• **Aim of the exercise**
Restate the full set of records exactly, without adding or dropping a word.

-- Start Given data --

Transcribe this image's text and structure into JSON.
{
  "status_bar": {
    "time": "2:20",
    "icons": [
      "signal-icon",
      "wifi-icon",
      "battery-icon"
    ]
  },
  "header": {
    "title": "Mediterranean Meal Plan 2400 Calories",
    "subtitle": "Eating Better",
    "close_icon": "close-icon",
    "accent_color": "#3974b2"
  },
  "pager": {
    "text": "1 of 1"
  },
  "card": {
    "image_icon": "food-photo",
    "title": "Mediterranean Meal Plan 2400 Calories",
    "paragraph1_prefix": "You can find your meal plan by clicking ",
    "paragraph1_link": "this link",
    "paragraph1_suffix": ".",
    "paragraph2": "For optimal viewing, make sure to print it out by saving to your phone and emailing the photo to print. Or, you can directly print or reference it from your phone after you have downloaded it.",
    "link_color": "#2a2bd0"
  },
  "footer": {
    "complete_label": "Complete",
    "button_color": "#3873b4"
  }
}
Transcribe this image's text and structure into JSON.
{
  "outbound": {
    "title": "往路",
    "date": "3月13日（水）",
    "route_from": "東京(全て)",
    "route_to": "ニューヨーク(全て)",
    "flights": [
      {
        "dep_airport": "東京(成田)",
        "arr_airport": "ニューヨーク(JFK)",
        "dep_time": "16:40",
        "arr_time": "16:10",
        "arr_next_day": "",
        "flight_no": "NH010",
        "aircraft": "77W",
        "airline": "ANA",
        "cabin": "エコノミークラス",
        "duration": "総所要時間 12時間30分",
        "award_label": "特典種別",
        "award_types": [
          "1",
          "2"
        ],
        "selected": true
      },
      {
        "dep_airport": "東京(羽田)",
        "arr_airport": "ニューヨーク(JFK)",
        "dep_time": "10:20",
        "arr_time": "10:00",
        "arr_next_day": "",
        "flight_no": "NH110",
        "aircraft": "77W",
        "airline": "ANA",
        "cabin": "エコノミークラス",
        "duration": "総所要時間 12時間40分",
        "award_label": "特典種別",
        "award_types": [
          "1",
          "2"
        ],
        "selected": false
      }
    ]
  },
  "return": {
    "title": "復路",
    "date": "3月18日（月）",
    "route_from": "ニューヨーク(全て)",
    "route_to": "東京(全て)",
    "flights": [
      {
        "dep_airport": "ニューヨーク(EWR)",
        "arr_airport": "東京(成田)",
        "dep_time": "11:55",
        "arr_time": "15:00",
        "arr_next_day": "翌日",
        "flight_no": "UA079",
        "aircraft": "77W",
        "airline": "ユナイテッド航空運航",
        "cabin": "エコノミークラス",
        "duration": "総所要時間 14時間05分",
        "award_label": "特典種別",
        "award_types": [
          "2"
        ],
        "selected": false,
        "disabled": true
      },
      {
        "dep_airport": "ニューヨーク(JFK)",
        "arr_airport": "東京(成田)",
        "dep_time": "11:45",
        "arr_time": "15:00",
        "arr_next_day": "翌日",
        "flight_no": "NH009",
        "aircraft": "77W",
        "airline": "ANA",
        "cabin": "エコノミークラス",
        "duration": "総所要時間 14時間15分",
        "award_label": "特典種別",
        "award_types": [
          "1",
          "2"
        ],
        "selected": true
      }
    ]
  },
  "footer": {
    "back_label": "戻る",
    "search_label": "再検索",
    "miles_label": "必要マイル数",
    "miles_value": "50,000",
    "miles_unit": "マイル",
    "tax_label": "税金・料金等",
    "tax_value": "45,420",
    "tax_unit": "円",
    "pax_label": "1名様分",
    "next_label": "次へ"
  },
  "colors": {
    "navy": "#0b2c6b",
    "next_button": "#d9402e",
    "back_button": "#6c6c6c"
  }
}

-- End Given data --

• **Output for this task**
Transcribe this image's text and structure into JSON.
{
  "status_bar": {
    "time": "2:20",
    "icons": [
      "signal-icon",
      "wifi-icon",
      "battery-icon"
    ]
  },
  "header": {
    "title": "Mediterranean Meal Plan 2400 Calories",
    "subtitle": "Eating Better",
    "close_icon": "close-icon",
    "accent_color": "#3974b2"
  },
  "pager": {
    "text": "1 of 1"
  },
  "card": {
    "image_icon": "food-photo",
    "title": "Mediterranean Meal Plan 2400 Calories",
    "paragraph1_prefix": "You can find your meal plan by clicking ",
    "paragraph1_link": "this link",
    "paragraph1_suffix": ".",
    "paragraph2": "For optimal viewing, make sure to print it out by saving to your phone and emailing the photo to print. Or, you can directly print or reference it from your phone after you have downloaded it.",
    "link_color": "#2a2bd0"
  },
  "footer": {
    "complete_label": "Complete",
    "button_color": "#3873b4"
  }
}
Transcribe this image's text and structure into JSON.
{
  "outbound": {
    "title": "往路",
    "date": "3月13日（水）",
    "route_from": "東京(全て)",
    "route_to": "ニューヨーク(全て)",
    "flights": [
      {
        "dep_airport": "東京(成田)",
        "arr_airport": "ニューヨーク(JFK)",
        "dep_time": "16:40",
        "arr_time": "16:10",
        "arr_next_day": "",
        "flight_no": "NH010",
        "aircraft": "77W",
        "airline": "ANA",
        "cabin": "エコノミークラス",
        "duration": "総所要時間 12時間30分",
        "award_label": "特典種別",
        "award_types": [
          "1",
          "2"
        ],
        "selected": true
      },
      {
        "dep_airport": "東京(羽田)",
        "arr_airport": "ニューヨーク(JFK)",
        "dep_time": "10:20",
        "arr_time": "10:00",
        "arr_next_day": "",
        "flight_no": "NH110",
        "aircraft": "77W",
        "airline": "ANA",
        "cabin": "エコノミークラス",
        "duration": "総所要時間 12時間40分",
        "award_label": "特典種別",
        "award_types": [
          "1",
          "2"
        ],
        "selected": false
      }
    ]
  },
  "return": {
    "title": "復路",
    "date": "3月18日（月）",
    "route_from": "ニューヨーク(全て)",
    "route_to": "東京(全て)",
    "flights": [
      {
        "dep_airport": "ニューヨーク(EWR)",
        "arr_airport": "東京(成田)",
        "dep_time": "11:55",
        "arr_time": "15:00",
        "arr_next_day": "翌日",
        "flight_no": "UA079",
        "aircraft": "77W",
        "airline": "ユナイテッド航空運航",
        "cabin": "エコノミークラス",
        "duration": "総所要時間 14時間05分",
        "award_label": "特典種別",
        "award_types": [
          "2"
        ],
        "selected": false,
        "disabled": true
      },
      {
        "dep_airport": "ニューヨーク(JFK)",
        "arr_airport": "東京(成田)",
        "dep_time": "11:45",
        "arr_time": "15:00",
        "arr_next_day": "翌日",
        "flight_no": "NH009",
        "aircraft": "77W",
        "airline": "ANA",
        "cabin": "エコノミークラス",
        "duration": "総所要時間 14時間15分",
        "award_label": "特典種別",
        "award_types": [
          "1",
          "2"
        ],
        "selected": true
      }
    ]
  },
  "footer": {
    "back_label": "戻る",
    "search_label": "再検索",
    "miles_label": "必要マイル数",
    "miles_value": "50,000",
    "miles_unit": "マイル",
    "tax_label": "税金・料金等",
    "tax_value": "45,420",
    "tax_unit": "円",
    "pax_label": "1名様分",
    "next_label": "次へ"
  },
  "colors": {
    "navy": "#0b2c6b",
    "next_button": "#d9402e",
    "back_button": "#6c6c6c"
  }
}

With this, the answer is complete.